For the listing underneath, give the count of lines containing the string "There" and nothing further.

==== PROVIDED DATA

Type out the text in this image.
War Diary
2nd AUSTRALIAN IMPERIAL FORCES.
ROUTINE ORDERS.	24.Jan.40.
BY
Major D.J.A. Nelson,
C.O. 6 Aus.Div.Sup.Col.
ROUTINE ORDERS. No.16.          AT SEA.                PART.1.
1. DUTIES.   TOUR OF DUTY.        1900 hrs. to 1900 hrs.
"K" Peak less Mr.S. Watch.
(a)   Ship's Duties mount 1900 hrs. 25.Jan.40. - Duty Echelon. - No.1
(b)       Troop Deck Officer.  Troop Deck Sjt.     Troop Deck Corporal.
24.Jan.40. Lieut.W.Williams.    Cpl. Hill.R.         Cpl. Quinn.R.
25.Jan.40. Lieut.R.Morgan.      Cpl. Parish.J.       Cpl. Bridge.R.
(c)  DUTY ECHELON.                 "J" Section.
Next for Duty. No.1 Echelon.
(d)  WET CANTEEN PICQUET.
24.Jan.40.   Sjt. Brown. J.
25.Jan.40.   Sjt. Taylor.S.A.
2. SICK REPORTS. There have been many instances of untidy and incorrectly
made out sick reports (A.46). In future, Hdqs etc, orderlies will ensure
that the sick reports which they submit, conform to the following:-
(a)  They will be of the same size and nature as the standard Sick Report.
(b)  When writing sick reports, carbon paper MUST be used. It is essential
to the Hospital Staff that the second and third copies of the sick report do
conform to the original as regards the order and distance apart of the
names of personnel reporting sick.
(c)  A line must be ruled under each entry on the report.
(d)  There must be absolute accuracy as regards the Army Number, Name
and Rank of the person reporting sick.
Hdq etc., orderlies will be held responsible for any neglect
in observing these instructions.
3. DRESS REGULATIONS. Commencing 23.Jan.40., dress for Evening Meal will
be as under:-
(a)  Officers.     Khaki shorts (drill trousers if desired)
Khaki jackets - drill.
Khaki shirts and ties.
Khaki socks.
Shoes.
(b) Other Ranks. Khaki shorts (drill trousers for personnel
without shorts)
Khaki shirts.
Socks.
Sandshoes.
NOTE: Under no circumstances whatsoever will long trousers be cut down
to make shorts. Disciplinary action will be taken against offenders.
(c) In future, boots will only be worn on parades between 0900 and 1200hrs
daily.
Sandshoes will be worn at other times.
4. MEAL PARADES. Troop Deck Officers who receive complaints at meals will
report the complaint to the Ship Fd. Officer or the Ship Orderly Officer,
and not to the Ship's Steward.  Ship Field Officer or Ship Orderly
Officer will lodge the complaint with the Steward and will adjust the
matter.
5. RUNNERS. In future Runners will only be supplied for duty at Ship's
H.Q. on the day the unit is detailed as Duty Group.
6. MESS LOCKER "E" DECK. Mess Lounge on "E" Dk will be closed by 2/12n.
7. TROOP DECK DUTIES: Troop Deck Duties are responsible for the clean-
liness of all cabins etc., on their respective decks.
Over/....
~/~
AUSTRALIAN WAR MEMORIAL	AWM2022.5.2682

========

■ **SOLUTION**: 2